§ Material for the task
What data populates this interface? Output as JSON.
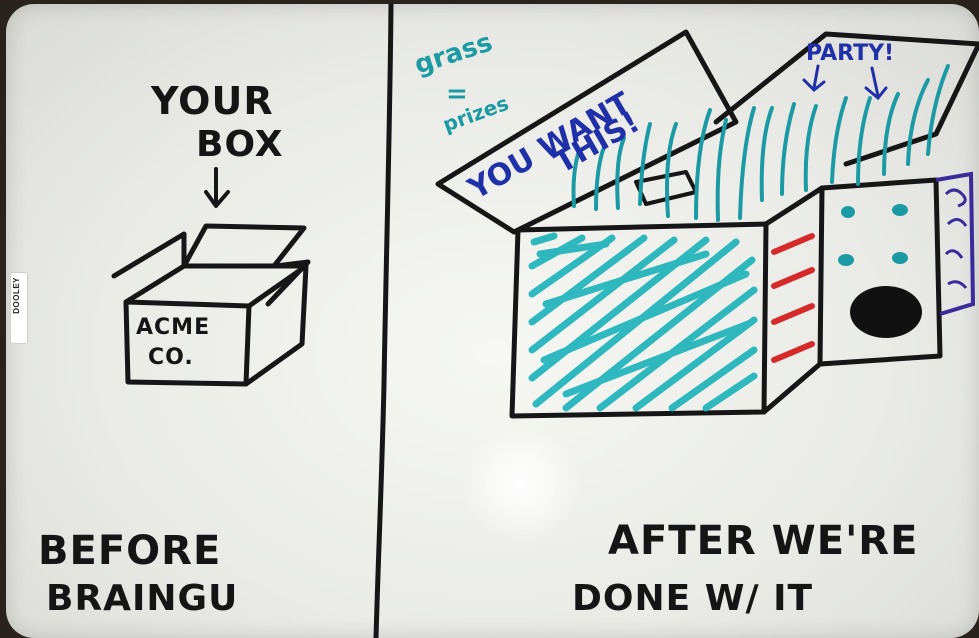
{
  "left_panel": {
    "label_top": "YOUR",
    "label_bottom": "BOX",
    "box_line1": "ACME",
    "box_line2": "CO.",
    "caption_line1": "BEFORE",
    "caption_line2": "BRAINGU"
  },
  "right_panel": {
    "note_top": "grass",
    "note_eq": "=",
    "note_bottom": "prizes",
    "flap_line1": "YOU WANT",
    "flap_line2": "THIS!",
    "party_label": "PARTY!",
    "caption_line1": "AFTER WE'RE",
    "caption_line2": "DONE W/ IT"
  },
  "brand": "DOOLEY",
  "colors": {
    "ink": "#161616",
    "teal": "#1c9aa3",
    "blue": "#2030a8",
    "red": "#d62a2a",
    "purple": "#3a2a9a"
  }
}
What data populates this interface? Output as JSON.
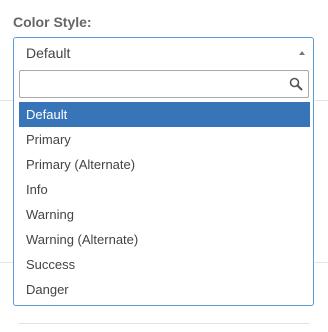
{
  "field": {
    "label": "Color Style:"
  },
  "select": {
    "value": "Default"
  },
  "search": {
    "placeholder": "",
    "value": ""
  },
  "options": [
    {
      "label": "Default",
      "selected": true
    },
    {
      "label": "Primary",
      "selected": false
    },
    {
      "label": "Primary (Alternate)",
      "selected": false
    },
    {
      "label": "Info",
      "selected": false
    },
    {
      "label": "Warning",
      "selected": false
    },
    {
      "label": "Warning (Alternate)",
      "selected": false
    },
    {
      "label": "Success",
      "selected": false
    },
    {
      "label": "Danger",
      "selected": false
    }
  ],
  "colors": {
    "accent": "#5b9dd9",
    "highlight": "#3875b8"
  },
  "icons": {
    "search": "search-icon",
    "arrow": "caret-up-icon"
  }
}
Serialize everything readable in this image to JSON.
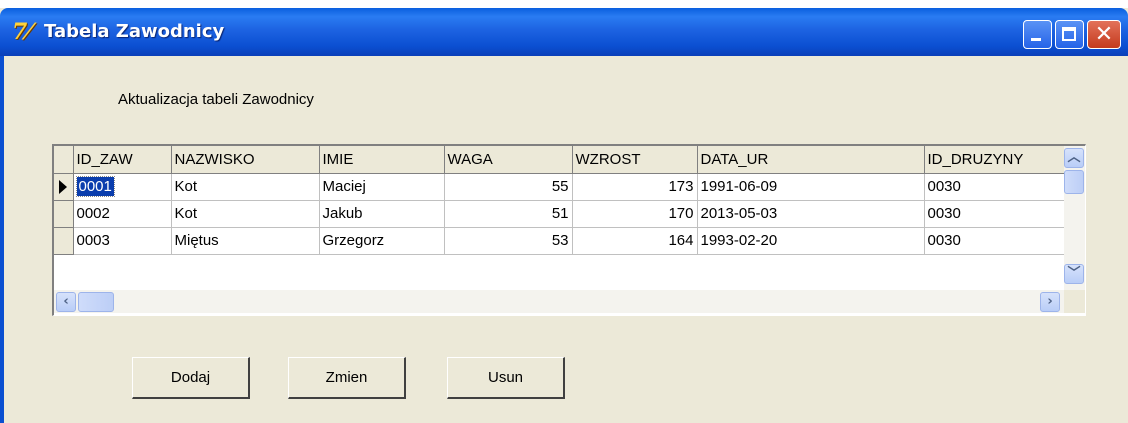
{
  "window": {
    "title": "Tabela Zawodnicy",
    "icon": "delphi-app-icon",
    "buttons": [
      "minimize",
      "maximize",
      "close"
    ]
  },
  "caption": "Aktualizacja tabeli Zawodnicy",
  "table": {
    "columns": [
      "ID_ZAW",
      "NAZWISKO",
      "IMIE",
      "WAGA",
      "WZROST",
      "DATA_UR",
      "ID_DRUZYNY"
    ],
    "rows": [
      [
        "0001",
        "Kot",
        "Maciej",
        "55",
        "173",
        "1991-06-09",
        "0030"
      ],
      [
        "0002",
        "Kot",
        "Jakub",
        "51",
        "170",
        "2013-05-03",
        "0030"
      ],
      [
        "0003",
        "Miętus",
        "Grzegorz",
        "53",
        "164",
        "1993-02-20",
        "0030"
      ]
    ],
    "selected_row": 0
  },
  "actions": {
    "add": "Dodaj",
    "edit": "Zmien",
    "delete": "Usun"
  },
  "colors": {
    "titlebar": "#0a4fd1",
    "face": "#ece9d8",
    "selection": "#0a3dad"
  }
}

§ What is needed
Except for the pictures, give all the material above again verbatim.

§ Solution for this task
What data populates this interface? Output as JSON.
{
  "left_panel": {
    "label_top": "YOUR",
    "label_bottom": "BOX",
    "box_line1": "ACME",
    "box_line2": "CO.",
    "caption_line1": "BEFORE",
    "caption_line2": "BRAINGU"
  },
  "right_panel": {
    "note_top": "grass",
    "note_eq": "=",
    "note_bottom": "prizes",
    "flap_line1": "YOU WANT",
    "flap_line2": "THIS!",
    "party_label": "PARTY!",
    "caption_line1": "AFTER WE'RE",
    "caption_line2": "DONE W/ IT"
  },
  "brand": "DOOLEY",
  "colors": {
    "ink": "#161616",
    "teal": "#1c9aa3",
    "blue": "#2030a8",
    "red": "#d62a2a",
    "purple": "#3a2a9a"
  }
}
What data populates this interface? Output as JSON.
{
  "field": {
    "label": "Color Style:"
  },
  "select": {
    "value": "Default"
  },
  "search": {
    "placeholder": "",
    "value": ""
  },
  "options": [
    {
      "label": "Default",
      "selected": true
    },
    {
      "label": "Primary",
      "selected": false
    },
    {
      "label": "Primary (Alternate)",
      "selected": false
    },
    {
      "label": "Info",
      "selected": false
    },
    {
      "label": "Warning",
      "selected": false
    },
    {
      "label": "Warning (Alternate)",
      "selected": false
    },
    {
      "label": "Success",
      "selected": false
    },
    {
      "label": "Danger",
      "selected": false
    }
  ],
  "colors": {
    "accent": "#5b9dd9",
    "highlight": "#3875b8"
  },
  "icons": {
    "search": "search-icon",
    "arrow": "caret-up-icon"
  }
}
Serialize everything readable in this image to JSON.
{
  "window": {
    "title": "Tabela Zawodnicy",
    "icon": "delphi-app-icon",
    "buttons": [
      "minimize",
      "maximize",
      "close"
    ]
  },
  "caption": "Aktualizacja tabeli Zawodnicy",
  "table": {
    "columns": [
      "ID_ZAW",
      "NAZWISKO",
      "IMIE",
      "WAGA",
      "WZROST",
      "DATA_UR",
      "ID_DRUZYNY"
    ],
    "rows": [
      [
        "0001",
        "Kot",
        "Maciej",
        "55",
        "173",
        "1991-06-09",
        "0030"
      ],
      [
        "0002",
        "Kot",
        "Jakub",
        "51",
        "170",
        "2013-05-03",
        "0030"
      ],
      [
        "0003",
        "Miętus",
        "Grzegorz",
        "53",
        "164",
        "1993-02-20",
        "0030"
      ]
    ],
    "selected_row": 0
  },
  "actions": {
    "add": "Dodaj",
    "edit": "Zmien",
    "delete": "Usun"
  },
  "colors": {
    "titlebar": "#0a4fd1",
    "face": "#ece9d8",
    "selection": "#0a3dad"
  }
}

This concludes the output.